> [Short problem] Repeat the listing in full, exactly as it stands.

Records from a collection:

------------------------

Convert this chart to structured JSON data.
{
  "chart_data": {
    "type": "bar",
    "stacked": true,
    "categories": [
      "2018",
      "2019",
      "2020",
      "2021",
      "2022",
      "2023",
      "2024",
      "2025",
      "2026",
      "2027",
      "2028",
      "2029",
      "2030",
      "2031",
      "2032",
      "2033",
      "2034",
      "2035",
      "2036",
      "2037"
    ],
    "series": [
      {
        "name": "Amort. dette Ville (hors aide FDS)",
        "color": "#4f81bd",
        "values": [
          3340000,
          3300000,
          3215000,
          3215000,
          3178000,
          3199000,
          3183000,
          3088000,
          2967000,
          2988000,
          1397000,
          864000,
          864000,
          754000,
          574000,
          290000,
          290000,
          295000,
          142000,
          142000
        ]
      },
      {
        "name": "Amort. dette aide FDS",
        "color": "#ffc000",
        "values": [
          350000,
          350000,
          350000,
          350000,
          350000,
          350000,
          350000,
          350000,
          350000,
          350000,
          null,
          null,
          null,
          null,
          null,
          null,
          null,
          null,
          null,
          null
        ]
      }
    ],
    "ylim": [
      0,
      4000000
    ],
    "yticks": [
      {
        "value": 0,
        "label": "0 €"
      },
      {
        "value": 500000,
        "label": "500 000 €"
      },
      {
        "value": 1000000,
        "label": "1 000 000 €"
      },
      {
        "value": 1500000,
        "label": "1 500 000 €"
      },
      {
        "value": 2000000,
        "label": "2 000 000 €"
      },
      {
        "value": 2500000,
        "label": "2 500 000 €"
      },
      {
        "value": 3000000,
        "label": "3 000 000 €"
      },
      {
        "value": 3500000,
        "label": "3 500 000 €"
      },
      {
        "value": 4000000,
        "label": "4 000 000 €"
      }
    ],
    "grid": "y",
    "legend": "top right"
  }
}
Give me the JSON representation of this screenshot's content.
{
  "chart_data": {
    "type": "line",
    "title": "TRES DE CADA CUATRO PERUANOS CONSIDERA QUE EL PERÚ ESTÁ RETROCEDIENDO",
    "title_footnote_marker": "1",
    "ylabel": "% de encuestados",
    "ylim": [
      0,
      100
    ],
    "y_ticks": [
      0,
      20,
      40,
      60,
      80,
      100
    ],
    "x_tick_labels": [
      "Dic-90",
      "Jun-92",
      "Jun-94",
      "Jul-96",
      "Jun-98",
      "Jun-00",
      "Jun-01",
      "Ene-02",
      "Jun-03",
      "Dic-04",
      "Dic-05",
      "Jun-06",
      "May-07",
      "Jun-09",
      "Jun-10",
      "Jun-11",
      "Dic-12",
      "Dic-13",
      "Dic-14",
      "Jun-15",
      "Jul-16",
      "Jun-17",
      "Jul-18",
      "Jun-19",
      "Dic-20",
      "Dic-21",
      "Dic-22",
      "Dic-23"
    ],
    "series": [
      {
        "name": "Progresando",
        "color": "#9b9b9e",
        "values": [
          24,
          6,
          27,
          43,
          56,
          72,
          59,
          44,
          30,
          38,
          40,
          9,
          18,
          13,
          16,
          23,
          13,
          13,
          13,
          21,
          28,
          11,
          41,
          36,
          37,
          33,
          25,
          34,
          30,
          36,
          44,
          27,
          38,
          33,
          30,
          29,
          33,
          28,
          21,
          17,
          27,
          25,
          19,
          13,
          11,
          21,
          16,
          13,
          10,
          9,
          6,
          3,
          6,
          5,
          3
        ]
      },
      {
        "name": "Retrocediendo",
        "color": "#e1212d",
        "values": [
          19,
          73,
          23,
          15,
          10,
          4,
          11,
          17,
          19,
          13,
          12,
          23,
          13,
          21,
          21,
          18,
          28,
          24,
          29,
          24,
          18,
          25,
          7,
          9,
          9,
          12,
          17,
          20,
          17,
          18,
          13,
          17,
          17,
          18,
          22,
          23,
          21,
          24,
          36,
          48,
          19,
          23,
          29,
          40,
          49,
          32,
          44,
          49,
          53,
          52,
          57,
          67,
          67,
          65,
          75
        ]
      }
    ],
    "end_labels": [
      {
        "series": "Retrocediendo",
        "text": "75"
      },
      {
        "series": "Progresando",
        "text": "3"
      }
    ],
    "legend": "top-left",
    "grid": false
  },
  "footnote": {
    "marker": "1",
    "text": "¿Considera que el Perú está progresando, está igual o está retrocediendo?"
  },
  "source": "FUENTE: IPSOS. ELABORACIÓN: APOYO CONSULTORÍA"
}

------------------------

> [Exercise result]
Convert this chart to structured JSON data.
{
  "chart_data": {
    "type": "bar",
    "stacked": true,
    "categories": [
      "2018",
      "2019",
      "2020",
      "2021",
      "2022",
      "2023",
      "2024",
      "2025",
      "2026",
      "2027",
      "2028",
      "2029",
      "2030",
      "2031",
      "2032",
      "2033",
      "2034",
      "2035",
      "2036",
      "2037"
    ],
    "series": [
      {
        "name": "Amort. dette Ville (hors aide FDS)",
        "color": "#4f81bd",
        "values": [
          3340000,
          3300000,
          3215000,
          3215000,
          3178000,
          3199000,
          3183000,
          3088000,
          2967000,
          2988000,
          1397000,
          864000,
          864000,
          754000,
          574000,
          290000,
          290000,
          295000,
          142000,
          142000
        ]
      },
      {
        "name": "Amort. dette aide FDS",
        "color": "#ffc000",
        "values": [
          350000,
          350000,
          350000,
          350000,
          350000,
          350000,
          350000,
          350000,
          350000,
          350000,
          null,
          null,
          null,
          null,
          null,
          null,
          null,
          null,
          null,
          null
        ]
      }
    ],
    "ylim": [
      0,
      4000000
    ],
    "yticks": [
      {
        "value": 0,
        "label": "0 €"
      },
      {
        "value": 500000,
        "label": "500 000 €"
      },
      {
        "value": 1000000,
        "label": "1 000 000 €"
      },
      {
        "value": 1500000,
        "label": "1 500 000 €"
      },
      {
        "value": 2000000,
        "label": "2 000 000 €"
      },
      {
        "value": 2500000,
        "label": "2 500 000 €"
      },
      {
        "value": 3000000,
        "label": "3 000 000 €"
      },
      {
        "value": 3500000,
        "label": "3 500 000 €"
      },
      {
        "value": 4000000,
        "label": "4 000 000 €"
      }
    ],
    "grid": "y",
    "legend": "top right"
  }
}
Give me the JSON representation of this screenshot's content.
{
  "chart_data": {
    "type": "line",
    "title": "TRES DE CADA CUATRO PERUANOS CONSIDERA QUE EL PERÚ ESTÁ RETROCEDIENDO",
    "title_footnote_marker": "1",
    "ylabel": "% de encuestados",
    "ylim": [
      0,
      100
    ],
    "y_ticks": [
      0,
      20,
      40,
      60,
      80,
      100
    ],
    "x_tick_labels": [
      "Dic-90",
      "Jun-92",
      "Jun-94",
      "Jul-96",
      "Jun-98",
      "Jun-00",
      "Jun-01",
      "Ene-02",
      "Jun-03",
      "Dic-04",
      "Dic-05",
      "Jun-06",
      "May-07",
      "Jun-09",
      "Jun-10",
      "Jun-11",
      "Dic-12",
      "Dic-13",
      "Dic-14",
      "Jun-15",
      "Jul-16",
      "Jun-17",
      "Jul-18",
      "Jun-19",
      "Dic-20",
      "Dic-21",
      "Dic-22",
      "Dic-23"
    ],
    "series": [
      {
        "name": "Progresando",
        "color": "#9b9b9e",
        "values": [
          24,
          6,
          27,
          43,
          56,
          72,
          59,
          44,
          30,
          38,
          40,
          9,
          18,
          13,
          16,
          23,
          13,
          13,
          13,
          21,
          28,
          11,
          41,
          36,
          37,
          33,
          25,
          34,
          30,
          36,
          44,
          27,
          38,
          33,
          30,
          29,
          33,
          28,
          21,
          17,
          27,
          25,
          19,
          13,
          11,
          21,
          16,
          13,
          10,
          9,
          6,
          3,
          6,
          5,
          3
        ]
      },
      {
        "name": "Retrocediendo",
        "color": "#e1212d",
        "values": [
          19,
          73,
          23,
          15,
          10,
          4,
          11,
          17,
          19,
          13,
          12,
          23,
          13,
          21,
          21,
          18,
          28,
          24,
          29,
          24,
          18,
          25,
          7,
          9,
          9,
          12,
          17,
          20,
          17,
          18,
          13,
          17,
          17,
          18,
          22,
          23,
          21,
          24,
          36,
          48,
          19,
          23,
          29,
          40,
          49,
          32,
          44,
          49,
          53,
          52,
          57,
          67,
          67,
          65,
          75
        ]
      }
    ],
    "end_labels": [
      {
        "series": "Retrocediendo",
        "text": "75"
      },
      {
        "series": "Progresando",
        "text": "3"
      }
    ],
    "legend": "top-left",
    "grid": false
  },
  "footnote": {
    "marker": "1",
    "text": "¿Considera que el Perú está progresando, está igual o está retrocediendo?"
  },
  "source": "FUENTE: IPSOS. ELABORACIÓN: APOYO CONSULTORÍA"
}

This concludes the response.